### PROBLEM DESCRIPTION
An exact copy of every record is needed.

### DATA ROWS
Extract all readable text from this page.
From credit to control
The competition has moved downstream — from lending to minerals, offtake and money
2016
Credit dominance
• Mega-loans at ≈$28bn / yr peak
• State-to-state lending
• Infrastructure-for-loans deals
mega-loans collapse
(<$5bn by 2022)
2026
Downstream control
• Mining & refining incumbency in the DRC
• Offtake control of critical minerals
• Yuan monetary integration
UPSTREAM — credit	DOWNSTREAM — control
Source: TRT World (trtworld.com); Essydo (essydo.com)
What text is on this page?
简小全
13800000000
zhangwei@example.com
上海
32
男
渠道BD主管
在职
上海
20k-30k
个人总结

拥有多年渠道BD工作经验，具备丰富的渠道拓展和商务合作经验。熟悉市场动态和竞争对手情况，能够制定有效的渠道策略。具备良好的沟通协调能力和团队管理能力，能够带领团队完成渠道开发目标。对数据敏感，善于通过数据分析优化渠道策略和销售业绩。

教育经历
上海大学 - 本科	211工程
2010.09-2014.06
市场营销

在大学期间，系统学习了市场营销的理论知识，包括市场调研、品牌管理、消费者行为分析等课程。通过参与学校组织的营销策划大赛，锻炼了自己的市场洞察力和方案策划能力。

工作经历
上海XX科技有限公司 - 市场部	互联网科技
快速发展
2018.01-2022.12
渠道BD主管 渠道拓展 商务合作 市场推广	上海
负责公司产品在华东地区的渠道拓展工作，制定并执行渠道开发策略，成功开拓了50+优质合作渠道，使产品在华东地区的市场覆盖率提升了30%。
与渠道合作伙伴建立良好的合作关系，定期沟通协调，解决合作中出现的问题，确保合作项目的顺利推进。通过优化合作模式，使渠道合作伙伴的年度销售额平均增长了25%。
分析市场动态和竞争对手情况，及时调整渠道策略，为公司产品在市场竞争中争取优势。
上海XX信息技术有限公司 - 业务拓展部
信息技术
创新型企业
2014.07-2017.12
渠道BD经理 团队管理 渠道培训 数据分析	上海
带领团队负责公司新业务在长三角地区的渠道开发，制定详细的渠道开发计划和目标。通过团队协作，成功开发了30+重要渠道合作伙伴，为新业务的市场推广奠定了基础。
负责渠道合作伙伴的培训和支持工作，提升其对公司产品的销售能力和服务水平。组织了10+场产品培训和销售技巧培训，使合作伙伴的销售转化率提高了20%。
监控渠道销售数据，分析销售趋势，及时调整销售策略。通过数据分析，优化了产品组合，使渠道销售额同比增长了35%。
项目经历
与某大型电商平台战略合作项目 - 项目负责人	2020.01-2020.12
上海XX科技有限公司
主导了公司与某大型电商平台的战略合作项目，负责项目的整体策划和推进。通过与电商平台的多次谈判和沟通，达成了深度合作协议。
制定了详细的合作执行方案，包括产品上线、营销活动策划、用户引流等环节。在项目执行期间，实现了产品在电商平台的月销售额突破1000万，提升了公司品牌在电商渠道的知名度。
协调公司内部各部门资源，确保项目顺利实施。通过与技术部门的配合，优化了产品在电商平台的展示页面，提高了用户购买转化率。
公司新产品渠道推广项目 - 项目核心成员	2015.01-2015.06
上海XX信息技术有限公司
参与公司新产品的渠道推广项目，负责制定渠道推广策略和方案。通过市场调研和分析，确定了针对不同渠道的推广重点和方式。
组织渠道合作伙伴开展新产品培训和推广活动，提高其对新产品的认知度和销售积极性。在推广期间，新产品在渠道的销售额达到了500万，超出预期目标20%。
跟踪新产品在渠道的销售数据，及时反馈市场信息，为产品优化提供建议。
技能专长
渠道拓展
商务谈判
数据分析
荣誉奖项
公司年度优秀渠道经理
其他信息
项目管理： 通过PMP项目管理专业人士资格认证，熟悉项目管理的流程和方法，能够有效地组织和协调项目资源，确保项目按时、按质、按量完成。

### THE OUTPUT
Extract all readable text from this page.
From credit to control
The competition has moved downstream — from lending to minerals, offtake and money
2016
Credit dominance
• Mega-loans at ≈$28bn / yr peak
• State-to-state lending
• Infrastructure-for-loans deals
mega-loans collapse
(<$5bn by 2022)
2026
Downstream control
• Mining & refining incumbency in the DRC
• Offtake control of critical minerals
• Yuan monetary integration
UPSTREAM — credit	DOWNSTREAM — control
Source: TRT World (trtworld.com); Essydo (essydo.com)
What text is on this page?
简小全
13800000000
zhangwei@example.com
上海
32
男
渠道BD主管
在职
上海
20k-30k
个人总结

拥有多年渠道BD工作经验，具备丰富的渠道拓展和商务合作经验。熟悉市场动态和竞争对手情况，能够制定有效的渠道策略。具备良好的沟通协调能力和团队管理能力，能够带领团队完成渠道开发目标。对数据敏感，善于通过数据分析优化渠道策略和销售业绩。

教育经历
上海大学 - 本科	211工程
2010.09-2014.06
市场营销

在大学期间，系统学习了市场营销的理论知识，包括市场调研、品牌管理、消费者行为分析等课程。通过参与学校组织的营销策划大赛，锻炼了自己的市场洞察力和方案策划能力。

工作经历
上海XX科技有限公司 - 市场部	互联网科技
快速发展
2018.01-2022.12
渠道BD主管 渠道拓展 商务合作 市场推广	上海
负责公司产品在华东地区的渠道拓展工作，制定并执行渠道开发策略，成功开拓了50+优质合作渠道，使产品在华东地区的市场覆盖率提升了30%。
与渠道合作伙伴建立良好的合作关系，定期沟通协调，解决合作中出现的问题，确保合作项目的顺利推进。通过优化合作模式，使渠道合作伙伴的年度销售额平均增长了25%。
分析市场动态和竞争对手情况，及时调整渠道策略，为公司产品在市场竞争中争取优势。
上海XX信息技术有限公司 - 业务拓展部
信息技术
创新型企业
2014.07-2017.12
渠道BD经理 团队管理 渠道培训 数据分析	上海
带领团队负责公司新业务在长三角地区的渠道开发，制定详细的渠道开发计划和目标。通过团队协作，成功开发了30+重要渠道合作伙伴，为新业务的市场推广奠定了基础。
负责渠道合作伙伴的培训和支持工作，提升其对公司产品的销售能力和服务水平。组织了10+场产品培训和销售技巧培训，使合作伙伴的销售转化率提高了20%。
监控渠道销售数据，分析销售趋势，及时调整销售策略。通过数据分析，优化了产品组合，使渠道销售额同比增长了35%。
项目经历
与某大型电商平台战略合作项目 - 项目负责人	2020.01-2020.12
上海XX科技有限公司
主导了公司与某大型电商平台的战略合作项目，负责项目的整体策划和推进。通过与电商平台的多次谈判和沟通，达成了深度合作协议。
制定了详细的合作执行方案，包括产品上线、营销活动策划、用户引流等环节。在项目执行期间，实现了产品在电商平台的月销售额突破1000万，提升了公司品牌在电商渠道的知名度。
协调公司内部各部门资源，确保项目顺利实施。通过与技术部门的配合，优化了产品在电商平台的展示页面，提高了用户购买转化率。
公司新产品渠道推广项目 - 项目核心成员	2015.01-2015.06
上海XX信息技术有限公司
参与公司新产品的渠道推广项目，负责制定渠道推广策略和方案。通过市场调研和分析，确定了针对不同渠道的推广重点和方式。
组织渠道合作伙伴开展新产品培训和推广活动，提高其对新产品的认知度和销售积极性。在推广期间，新产品在渠道的销售额达到了500万，超出预期目标20%。
跟踪新产品在渠道的销售数据，及时反馈市场信息，为产品优化提供建议。
技能专长
渠道拓展
商务谈判
数据分析
荣誉奖项
公司年度优秀渠道经理
其他信息
项目管理： 通过PMP项目管理专业人士资格认证，熟悉项目管理的流程和方法，能够有效地组织和协调项目资源，确保项目按时、按质、按量完成。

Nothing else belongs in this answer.